Extracted records:
>> Begin

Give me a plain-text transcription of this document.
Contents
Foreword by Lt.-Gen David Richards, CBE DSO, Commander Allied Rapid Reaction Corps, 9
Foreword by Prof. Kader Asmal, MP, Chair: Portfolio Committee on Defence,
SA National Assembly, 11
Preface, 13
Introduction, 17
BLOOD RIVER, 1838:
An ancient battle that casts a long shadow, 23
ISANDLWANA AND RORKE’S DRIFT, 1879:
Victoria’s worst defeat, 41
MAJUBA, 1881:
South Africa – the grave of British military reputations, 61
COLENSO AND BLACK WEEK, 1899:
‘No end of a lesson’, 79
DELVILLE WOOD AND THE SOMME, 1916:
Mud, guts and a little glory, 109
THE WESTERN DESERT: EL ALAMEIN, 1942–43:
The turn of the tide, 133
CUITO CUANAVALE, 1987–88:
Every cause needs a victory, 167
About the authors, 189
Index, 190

>> End

PROBLEM TO WORK ON:
Extract all the material, leaving every line as it is.

OUTPUT BELOW:
Give me a plain-text transcription of this document.
Contents
Foreword by Lt.-Gen David Richards, CBE DSO, Commander Allied Rapid Reaction Corps, 9
Foreword by Prof. Kader Asmal, MP, Chair: Portfolio Committee on Defence,
SA National Assembly, 11
Preface, 13
Introduction, 17
BLOOD RIVER, 1838:
An ancient battle that casts a long shadow, 23
ISANDLWANA AND RORKE’S DRIFT, 1879:
Victoria’s worst defeat, 41
MAJUBA, 1881:
South Africa – the grave of British military reputations, 61
COLENSO AND BLACK WEEK, 1899:
‘No end of a lesson’, 79
DELVILLE WOOD AND THE SOMME, 1916:
Mud, guts and a little glory, 109
THE WESTERN DESERT: EL ALAMEIN, 1942–43:
The turn of the tide, 133
CUITO CUANAVALE, 1987–88:
Every cause needs a victory, 167
About the authors, 189
Index, 190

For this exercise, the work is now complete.